(Stored data)

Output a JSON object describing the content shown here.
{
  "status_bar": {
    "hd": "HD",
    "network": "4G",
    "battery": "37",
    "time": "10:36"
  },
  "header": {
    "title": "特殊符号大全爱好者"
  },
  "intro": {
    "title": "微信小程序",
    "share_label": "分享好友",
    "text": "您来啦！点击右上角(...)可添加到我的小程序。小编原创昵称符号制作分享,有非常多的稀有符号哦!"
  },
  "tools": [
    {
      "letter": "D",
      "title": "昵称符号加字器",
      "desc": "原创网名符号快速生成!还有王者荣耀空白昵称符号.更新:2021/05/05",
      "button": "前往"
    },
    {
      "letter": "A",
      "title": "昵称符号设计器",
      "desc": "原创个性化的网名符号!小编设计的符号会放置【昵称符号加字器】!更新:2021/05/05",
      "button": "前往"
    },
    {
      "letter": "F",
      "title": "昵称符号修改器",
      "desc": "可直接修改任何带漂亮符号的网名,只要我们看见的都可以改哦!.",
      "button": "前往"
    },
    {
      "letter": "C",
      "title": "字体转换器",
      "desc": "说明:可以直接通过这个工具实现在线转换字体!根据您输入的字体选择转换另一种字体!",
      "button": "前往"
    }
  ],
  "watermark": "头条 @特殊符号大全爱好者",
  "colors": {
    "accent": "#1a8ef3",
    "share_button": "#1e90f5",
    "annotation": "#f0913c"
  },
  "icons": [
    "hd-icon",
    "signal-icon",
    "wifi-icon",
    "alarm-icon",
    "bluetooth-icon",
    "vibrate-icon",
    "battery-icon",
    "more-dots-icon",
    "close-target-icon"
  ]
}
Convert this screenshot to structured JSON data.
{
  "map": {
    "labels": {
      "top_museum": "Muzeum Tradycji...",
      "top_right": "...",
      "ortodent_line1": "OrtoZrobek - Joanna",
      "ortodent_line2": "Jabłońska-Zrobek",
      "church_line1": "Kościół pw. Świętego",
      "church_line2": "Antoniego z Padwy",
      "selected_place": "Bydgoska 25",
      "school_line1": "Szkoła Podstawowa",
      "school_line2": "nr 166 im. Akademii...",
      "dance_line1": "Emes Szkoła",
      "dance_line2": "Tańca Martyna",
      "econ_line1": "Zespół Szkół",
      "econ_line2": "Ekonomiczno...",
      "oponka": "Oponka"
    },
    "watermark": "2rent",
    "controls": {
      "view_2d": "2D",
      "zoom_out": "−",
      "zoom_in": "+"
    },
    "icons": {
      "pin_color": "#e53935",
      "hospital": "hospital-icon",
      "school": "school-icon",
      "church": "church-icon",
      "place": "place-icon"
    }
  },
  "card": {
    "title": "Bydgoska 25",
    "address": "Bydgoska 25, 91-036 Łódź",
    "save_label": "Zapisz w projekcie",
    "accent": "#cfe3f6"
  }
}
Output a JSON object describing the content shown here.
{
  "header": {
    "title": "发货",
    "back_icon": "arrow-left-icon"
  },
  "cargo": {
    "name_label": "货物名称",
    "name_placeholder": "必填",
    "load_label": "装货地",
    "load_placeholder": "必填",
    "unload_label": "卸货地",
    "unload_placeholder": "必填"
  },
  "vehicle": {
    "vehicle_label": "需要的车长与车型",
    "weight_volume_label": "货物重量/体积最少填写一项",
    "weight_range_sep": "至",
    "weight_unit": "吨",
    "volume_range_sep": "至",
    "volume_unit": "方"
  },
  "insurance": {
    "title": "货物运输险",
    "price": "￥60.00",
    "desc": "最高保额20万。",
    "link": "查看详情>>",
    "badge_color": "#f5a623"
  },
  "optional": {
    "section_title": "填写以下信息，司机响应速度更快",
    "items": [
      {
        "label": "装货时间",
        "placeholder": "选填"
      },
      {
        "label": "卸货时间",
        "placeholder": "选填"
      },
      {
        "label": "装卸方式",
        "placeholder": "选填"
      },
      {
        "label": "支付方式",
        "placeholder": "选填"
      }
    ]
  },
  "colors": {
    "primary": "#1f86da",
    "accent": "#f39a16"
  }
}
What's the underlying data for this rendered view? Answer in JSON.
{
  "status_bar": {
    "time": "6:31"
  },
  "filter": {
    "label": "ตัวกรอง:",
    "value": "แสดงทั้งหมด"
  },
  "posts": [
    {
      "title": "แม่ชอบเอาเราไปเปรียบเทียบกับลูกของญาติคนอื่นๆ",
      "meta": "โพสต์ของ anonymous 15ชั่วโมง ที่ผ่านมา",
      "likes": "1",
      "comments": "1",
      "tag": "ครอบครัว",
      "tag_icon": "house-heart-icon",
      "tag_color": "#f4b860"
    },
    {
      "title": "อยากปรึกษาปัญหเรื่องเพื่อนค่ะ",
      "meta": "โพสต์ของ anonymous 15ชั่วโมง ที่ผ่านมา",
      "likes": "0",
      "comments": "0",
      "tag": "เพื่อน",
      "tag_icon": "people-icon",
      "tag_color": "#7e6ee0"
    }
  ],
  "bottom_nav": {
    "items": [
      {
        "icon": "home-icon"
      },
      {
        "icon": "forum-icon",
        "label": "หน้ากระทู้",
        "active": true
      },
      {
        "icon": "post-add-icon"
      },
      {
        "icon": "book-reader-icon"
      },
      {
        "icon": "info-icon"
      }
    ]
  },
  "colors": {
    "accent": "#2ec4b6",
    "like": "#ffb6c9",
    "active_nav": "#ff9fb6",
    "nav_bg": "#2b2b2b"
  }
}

**What is needed**
Quote the data above in full, changing nothing.

**Task output**
Output a JSON object describing the content shown here.
{
  "status_bar": {
    "hd": "HD",
    "network": "4G",
    "battery": "37",
    "time": "10:36"
  },
  "header": {
    "title": "特殊符号大全爱好者"
  },
  "intro": {
    "title": "微信小程序",
    "share_label": "分享好友",
    "text": "您来啦！点击右上角(...)可添加到我的小程序。小编原创昵称符号制作分享,有非常多的稀有符号哦!"
  },
  "tools": [
    {
      "letter": "D",
      "title": "昵称符号加字器",
      "desc": "原创网名符号快速生成!还有王者荣耀空白昵称符号.更新:2021/05/05",
      "button": "前往"
    },
    {
      "letter": "A",
      "title": "昵称符号设计器",
      "desc": "原创个性化的网名符号!小编设计的符号会放置【昵称符号加字器】!更新:2021/05/05",
      "button": "前往"
    },
    {
      "letter": "F",
      "title": "昵称符号修改器",
      "desc": "可直接修改任何带漂亮符号的网名,只要我们看见的都可以改哦!.",
      "button": "前往"
    },
    {
      "letter": "C",
      "title": "字体转换器",
      "desc": "说明:可以直接通过这个工具实现在线转换字体!根据您输入的字体选择转换另一种字体!",
      "button": "前往"
    }
  ],
  "watermark": "头条 @特殊符号大全爱好者",
  "colors": {
    "accent": "#1a8ef3",
    "share_button": "#1e90f5",
    "annotation": "#f0913c"
  },
  "icons": [
    "hd-icon",
    "signal-icon",
    "wifi-icon",
    "alarm-icon",
    "bluetooth-icon",
    "vibrate-icon",
    "battery-icon",
    "more-dots-icon",
    "close-target-icon"
  ]
}
Convert this screenshot to structured JSON data.
{
  "map": {
    "labels": {
      "top_museum": "Muzeum Tradycji...",
      "top_right": "...",
      "ortodent_line1": "OrtoZrobek - Joanna",
      "ortodent_line2": "Jabłońska-Zrobek",
      "church_line1": "Kościół pw. Świętego",
      "church_line2": "Antoniego z Padwy",
      "selected_place": "Bydgoska 25",
      "school_line1": "Szkoła Podstawowa",
      "school_line2": "nr 166 im. Akademii...",
      "dance_line1": "Emes Szkoła",
      "dance_line2": "Tańca Martyna",
      "econ_line1": "Zespół Szkół",
      "econ_line2": "Ekonomiczno...",
      "oponka": "Oponka"
    },
    "watermark": "2rent",
    "controls": {
      "view_2d": "2D",
      "zoom_out": "−",
      "zoom_in": "+"
    },
    "icons": {
      "pin_color": "#e53935",
      "hospital": "hospital-icon",
      "school": "school-icon",
      "church": "church-icon",
      "place": "place-icon"
    }
  },
  "card": {
    "title": "Bydgoska 25",
    "address": "Bydgoska 25, 91-036 Łódź",
    "save_label": "Zapisz w projekcie",
    "accent": "#cfe3f6"
  }
}
Output a JSON object describing the content shown here.
{
  "header": {
    "title": "发货",
    "back_icon": "arrow-left-icon"
  },
  "cargo": {
    "name_label": "货物名称",
    "name_placeholder": "必填",
    "load_label": "装货地",
    "load_placeholder": "必填",
    "unload_label": "卸货地",
    "unload_placeholder": "必填"
  },
  "vehicle": {
    "vehicle_label": "需要的车长与车型",
    "weight_volume_label": "货物重量/体积最少填写一项",
    "weight_range_sep": "至",
    "weight_unit": "吨",
    "volume_range_sep": "至",
    "volume_unit": "方"
  },
  "insurance": {
    "title": "货物运输险",
    "price": "￥60.00",
    "desc": "最高保额20万。",
    "link": "查看详情>>",
    "badge_color": "#f5a623"
  },
  "optional": {
    "section_title": "填写以下信息，司机响应速度更快",
    "items": [
      {
        "label": "装货时间",
        "placeholder": "选填"
      },
      {
        "label": "卸货时间",
        "placeholder": "选填"
      },
      {
        "label": "装卸方式",
        "placeholder": "选填"
      },
      {
        "label": "支付方式",
        "placeholder": "选填"
      }
    ]
  },
  "colors": {
    "primary": "#1f86da",
    "accent": "#f39a16"
  }
}
What's the underlying data for this rendered view? Answer in JSON.
{
  "status_bar": {
    "time": "6:31"
  },
  "filter": {
    "label": "ตัวกรอง:",
    "value": "แสดงทั้งหมด"
  },
  "posts": [
    {
      "title": "แม่ชอบเอาเราไปเปรียบเทียบกับลูกของญาติคนอื่นๆ",
      "meta": "โพสต์ของ anonymous 15ชั่วโมง ที่ผ่านมา",
      "likes": "1",
      "comments": "1",
      "tag": "ครอบครัว",
      "tag_icon": "house-heart-icon",
      "tag_color": "#f4b860"
    },
    {
      "title": "อยากปรึกษาปัญหเรื่องเพื่อนค่ะ",
      "meta": "โพสต์ของ anonymous 15ชั่วโมง ที่ผ่านมา",
      "likes": "0",
      "comments": "0",
      "tag": "เพื่อน",
      "tag_icon": "people-icon",
      "tag_color": "#7e6ee0"
    }
  ],
  "bottom_nav": {
    "items": [
      {
        "icon": "home-icon"
      },
      {
        "icon": "forum-icon",
        "label": "หน้ากระทู้",
        "active": true
      },
      {
        "icon": "post-add-icon"
      },
      {
        "icon": "book-reader-icon"
      },
      {
        "icon": "info-icon"
      }
    ]
  },
  "colors": {
    "accent": "#2ec4b6",
    "like": "#ffb6c9",
    "active_nav": "#ff9fb6",
    "nav_bg": "#2b2b2b"
  }
}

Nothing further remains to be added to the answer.